• **EXERCISE INSTRUCTIONS**: Locate all lines with the word "黄淮学院". Copy them.

• **INPUT RECORDS**:
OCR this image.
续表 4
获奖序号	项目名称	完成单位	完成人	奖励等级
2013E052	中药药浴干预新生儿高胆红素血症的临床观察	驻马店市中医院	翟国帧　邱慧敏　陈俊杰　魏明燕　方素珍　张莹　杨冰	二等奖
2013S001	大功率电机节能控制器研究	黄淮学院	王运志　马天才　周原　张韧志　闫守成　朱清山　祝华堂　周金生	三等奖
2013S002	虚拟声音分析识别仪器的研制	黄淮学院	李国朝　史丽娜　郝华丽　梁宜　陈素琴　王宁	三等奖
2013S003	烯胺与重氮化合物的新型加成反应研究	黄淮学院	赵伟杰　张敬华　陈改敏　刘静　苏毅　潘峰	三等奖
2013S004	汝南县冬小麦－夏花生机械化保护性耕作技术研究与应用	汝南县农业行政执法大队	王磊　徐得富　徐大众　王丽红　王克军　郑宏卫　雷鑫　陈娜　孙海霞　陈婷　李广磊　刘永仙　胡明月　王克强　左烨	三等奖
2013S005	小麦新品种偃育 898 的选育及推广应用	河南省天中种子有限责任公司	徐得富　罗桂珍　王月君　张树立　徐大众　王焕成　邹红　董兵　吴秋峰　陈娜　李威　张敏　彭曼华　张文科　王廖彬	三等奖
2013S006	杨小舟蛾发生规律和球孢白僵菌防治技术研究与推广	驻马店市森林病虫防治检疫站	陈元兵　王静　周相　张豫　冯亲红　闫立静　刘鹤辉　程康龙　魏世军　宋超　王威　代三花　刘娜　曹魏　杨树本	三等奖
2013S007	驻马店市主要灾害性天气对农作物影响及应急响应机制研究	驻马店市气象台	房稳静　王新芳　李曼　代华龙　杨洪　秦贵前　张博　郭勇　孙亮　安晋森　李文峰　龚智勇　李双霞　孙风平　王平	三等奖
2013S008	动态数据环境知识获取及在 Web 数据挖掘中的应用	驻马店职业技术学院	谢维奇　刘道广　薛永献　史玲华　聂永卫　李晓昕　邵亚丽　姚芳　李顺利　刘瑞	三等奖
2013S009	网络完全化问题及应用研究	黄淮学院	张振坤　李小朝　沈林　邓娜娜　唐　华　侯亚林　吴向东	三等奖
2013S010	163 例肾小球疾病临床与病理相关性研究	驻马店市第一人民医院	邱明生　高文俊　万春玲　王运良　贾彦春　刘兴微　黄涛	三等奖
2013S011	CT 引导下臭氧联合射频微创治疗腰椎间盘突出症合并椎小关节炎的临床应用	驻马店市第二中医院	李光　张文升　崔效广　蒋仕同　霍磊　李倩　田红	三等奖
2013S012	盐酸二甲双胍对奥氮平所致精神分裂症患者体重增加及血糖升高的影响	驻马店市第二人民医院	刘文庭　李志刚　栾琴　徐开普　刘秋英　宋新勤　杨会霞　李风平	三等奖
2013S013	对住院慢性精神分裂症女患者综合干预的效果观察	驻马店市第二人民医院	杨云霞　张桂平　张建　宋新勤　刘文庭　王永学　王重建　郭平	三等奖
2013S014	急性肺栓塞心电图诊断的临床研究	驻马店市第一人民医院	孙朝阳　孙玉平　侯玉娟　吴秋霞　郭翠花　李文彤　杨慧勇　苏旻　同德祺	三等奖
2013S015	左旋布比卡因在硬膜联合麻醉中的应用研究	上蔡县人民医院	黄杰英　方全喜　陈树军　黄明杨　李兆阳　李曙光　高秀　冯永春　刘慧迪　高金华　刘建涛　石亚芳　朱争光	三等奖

• **WRITTEN REPLY**:
2013S001	大功率电机节能控制器研究	黄淮学院	王运志　马天才　周原　张韧志　闫守成　朱清山　祝华堂　周金生	三等奖
2013S002	虚拟声音分析识别仪器的研制	黄淮学院	李国朝　史丽娜　郝华丽　梁宜　陈素琴　王宁	三等奖
2013S003	烯胺与重氮化合物的新型加成反应研究	黄淮学院	赵伟杰　张敬华　陈改敏　刘静　苏毅　潘峰	三等奖
2013S009	网络完全化问题及应用研究	黄淮学院	张振坤　李小朝　沈林　邓娜娜　唐　华　侯亚林　吴向东	三等奖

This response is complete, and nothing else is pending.